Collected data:
.....

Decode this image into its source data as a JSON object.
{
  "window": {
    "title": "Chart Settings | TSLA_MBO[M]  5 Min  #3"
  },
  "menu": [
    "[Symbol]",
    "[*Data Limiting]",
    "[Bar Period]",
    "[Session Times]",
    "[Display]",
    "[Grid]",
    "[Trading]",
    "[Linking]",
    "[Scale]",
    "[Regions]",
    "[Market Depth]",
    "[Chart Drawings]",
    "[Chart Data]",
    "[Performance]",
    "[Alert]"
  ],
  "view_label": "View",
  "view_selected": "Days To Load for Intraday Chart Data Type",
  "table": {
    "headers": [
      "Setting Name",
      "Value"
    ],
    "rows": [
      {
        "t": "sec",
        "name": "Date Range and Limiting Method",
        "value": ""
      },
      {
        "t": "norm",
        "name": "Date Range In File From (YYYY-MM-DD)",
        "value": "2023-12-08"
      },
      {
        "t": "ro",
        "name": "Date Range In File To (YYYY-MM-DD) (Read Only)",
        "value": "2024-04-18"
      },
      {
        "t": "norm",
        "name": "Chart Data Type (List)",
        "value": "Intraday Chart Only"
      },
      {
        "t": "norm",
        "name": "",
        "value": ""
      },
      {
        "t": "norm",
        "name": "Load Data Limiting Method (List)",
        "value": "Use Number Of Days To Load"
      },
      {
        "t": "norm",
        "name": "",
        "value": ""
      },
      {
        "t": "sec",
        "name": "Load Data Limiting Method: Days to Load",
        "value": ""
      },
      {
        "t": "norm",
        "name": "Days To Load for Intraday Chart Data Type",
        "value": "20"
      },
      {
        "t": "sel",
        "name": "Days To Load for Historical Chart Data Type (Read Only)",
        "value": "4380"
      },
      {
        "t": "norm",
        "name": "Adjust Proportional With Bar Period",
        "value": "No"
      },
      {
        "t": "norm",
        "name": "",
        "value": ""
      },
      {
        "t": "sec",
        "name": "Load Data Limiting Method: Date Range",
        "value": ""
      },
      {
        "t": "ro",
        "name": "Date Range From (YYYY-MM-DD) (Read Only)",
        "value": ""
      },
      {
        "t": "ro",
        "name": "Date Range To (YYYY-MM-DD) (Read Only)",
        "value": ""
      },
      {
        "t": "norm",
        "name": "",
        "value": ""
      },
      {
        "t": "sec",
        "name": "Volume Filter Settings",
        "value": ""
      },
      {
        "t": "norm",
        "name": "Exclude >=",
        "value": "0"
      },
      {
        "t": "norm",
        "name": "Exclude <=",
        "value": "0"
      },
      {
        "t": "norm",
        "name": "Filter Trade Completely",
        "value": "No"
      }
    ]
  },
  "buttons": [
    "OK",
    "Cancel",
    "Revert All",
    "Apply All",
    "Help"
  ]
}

.....

WHAT IS NEEDED: Search the records for the word "Read". Copy every line that has it.

REPLY TO THE EXERCISE:
        "name": "Date Range In File To (YYYY-MM-DD) (Read Only)",
        "name": "Days To Load for Historical Chart Data Type (Read Only)",
        "name": "Date Range From (YYYY-MM-DD) (Read Only)",
        "name": "Date Range To (YYYY-MM-DD) (Read Only)",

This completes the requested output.